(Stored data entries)
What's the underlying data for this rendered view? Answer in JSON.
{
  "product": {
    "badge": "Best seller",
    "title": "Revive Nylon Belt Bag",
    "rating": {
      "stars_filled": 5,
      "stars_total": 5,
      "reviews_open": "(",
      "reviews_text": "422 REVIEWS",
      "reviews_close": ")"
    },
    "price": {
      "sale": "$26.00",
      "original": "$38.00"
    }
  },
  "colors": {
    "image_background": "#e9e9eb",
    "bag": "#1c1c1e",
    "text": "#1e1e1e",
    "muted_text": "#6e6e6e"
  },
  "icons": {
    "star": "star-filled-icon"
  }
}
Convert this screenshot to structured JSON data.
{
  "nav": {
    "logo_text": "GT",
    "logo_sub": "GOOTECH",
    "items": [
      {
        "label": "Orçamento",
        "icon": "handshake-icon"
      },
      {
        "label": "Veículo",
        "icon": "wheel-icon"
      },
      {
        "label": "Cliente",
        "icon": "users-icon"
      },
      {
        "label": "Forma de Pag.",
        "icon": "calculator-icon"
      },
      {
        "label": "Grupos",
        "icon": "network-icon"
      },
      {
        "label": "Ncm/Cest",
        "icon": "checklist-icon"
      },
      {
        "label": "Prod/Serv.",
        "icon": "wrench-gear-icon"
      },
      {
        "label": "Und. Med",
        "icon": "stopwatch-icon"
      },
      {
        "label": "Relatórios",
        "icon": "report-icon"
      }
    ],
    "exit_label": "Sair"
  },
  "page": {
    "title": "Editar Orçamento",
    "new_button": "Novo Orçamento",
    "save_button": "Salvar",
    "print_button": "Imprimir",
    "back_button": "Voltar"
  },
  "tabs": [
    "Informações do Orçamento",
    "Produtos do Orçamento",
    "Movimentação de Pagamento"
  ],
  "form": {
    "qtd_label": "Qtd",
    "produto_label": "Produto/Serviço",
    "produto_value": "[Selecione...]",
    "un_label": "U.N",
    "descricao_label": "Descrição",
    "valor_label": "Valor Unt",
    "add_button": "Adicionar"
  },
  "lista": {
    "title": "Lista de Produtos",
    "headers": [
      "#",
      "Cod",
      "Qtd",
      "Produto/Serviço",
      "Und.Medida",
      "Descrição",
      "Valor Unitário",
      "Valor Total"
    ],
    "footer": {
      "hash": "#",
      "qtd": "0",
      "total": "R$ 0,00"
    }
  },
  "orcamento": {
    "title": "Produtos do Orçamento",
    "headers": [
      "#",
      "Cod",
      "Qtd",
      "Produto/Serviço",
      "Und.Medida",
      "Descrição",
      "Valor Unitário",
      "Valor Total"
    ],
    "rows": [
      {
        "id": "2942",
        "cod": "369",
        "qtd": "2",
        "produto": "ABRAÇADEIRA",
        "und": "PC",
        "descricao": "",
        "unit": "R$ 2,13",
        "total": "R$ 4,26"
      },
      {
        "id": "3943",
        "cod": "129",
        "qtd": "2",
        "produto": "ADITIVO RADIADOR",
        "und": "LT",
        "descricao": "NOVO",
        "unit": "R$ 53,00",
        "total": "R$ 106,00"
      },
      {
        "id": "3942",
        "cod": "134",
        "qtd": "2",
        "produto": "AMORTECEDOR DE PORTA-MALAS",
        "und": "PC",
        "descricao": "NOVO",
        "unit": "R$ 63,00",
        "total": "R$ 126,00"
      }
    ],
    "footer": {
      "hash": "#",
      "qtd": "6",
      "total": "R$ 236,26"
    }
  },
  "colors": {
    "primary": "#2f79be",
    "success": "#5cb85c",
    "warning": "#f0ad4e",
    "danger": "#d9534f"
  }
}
* * *
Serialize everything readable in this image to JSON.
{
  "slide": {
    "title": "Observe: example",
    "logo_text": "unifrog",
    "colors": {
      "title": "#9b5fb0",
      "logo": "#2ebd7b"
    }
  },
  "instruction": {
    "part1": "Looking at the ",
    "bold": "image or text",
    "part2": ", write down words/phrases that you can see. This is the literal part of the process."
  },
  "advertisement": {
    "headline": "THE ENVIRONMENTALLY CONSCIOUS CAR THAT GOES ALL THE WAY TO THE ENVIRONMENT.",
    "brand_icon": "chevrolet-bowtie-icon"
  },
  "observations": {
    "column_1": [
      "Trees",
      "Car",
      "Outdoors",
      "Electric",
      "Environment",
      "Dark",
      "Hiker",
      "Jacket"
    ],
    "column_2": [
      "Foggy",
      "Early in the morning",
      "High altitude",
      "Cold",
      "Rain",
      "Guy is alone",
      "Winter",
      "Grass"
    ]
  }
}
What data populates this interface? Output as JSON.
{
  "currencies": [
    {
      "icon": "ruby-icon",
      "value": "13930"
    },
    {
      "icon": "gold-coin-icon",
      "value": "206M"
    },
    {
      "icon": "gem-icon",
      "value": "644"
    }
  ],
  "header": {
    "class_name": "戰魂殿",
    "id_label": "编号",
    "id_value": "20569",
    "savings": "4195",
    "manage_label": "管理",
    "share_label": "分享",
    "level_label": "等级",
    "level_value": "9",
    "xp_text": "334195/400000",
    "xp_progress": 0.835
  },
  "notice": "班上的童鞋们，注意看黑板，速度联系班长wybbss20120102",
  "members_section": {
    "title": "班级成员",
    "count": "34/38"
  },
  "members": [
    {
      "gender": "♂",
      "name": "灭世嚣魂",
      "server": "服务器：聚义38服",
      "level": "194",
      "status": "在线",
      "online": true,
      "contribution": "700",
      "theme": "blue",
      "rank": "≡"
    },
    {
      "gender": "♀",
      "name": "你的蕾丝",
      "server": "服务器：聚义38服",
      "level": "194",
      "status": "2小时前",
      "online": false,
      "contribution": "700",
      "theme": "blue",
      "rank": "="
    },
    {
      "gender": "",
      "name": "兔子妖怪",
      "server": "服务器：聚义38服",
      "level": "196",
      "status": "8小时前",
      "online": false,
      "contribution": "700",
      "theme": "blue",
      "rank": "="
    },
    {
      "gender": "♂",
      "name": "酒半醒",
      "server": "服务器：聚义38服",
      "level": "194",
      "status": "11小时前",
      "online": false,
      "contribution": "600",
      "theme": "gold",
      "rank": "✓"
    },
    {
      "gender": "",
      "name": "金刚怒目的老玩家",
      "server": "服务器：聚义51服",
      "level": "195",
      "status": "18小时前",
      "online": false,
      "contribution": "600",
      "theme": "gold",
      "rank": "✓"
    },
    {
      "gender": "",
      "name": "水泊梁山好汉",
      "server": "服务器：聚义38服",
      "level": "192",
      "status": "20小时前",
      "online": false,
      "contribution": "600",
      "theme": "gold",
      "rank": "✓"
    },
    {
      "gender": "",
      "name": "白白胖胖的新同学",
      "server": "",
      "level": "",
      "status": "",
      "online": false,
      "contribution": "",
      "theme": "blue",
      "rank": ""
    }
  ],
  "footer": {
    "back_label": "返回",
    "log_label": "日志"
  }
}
* * *
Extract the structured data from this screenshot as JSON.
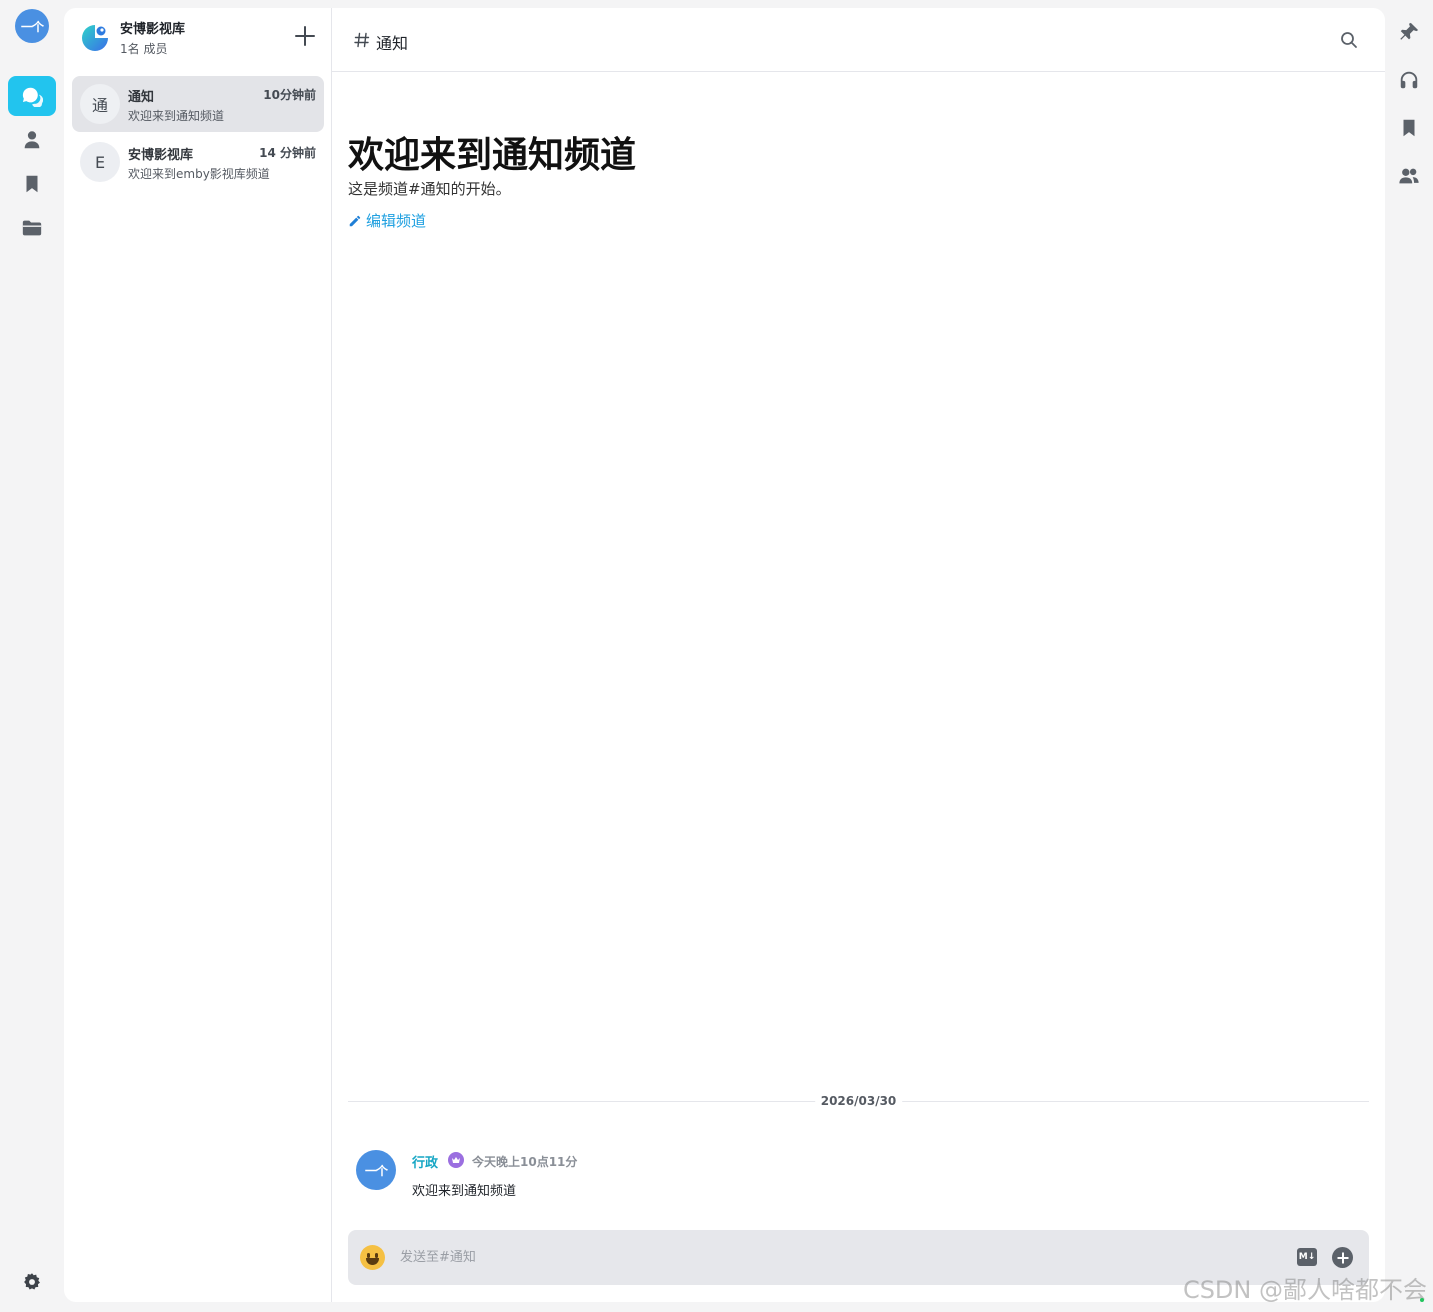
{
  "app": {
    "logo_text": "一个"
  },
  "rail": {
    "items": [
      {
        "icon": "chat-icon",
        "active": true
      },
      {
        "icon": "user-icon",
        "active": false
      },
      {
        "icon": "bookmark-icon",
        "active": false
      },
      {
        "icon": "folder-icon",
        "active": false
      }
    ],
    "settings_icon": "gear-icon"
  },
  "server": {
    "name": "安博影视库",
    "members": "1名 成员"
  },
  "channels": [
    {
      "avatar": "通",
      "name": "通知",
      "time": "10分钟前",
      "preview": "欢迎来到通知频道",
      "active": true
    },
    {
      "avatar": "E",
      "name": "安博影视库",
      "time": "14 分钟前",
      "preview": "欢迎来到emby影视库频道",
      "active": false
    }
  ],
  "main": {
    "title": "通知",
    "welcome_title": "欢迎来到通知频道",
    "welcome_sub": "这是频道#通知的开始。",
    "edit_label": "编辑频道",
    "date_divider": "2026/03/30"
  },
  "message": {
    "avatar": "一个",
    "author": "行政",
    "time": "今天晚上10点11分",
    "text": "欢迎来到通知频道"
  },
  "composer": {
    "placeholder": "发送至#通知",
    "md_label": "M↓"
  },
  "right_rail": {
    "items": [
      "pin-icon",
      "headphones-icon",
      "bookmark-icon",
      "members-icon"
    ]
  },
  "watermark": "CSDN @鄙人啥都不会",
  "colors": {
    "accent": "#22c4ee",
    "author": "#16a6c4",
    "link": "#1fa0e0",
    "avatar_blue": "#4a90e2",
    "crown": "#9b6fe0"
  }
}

## [SET TASK]
Identify each line of the material where the word "gear" shows up, and copy it.

## [ANSWER]
        "icon": "wrench-gear-icon"
    "settings_icon": "gear-icon"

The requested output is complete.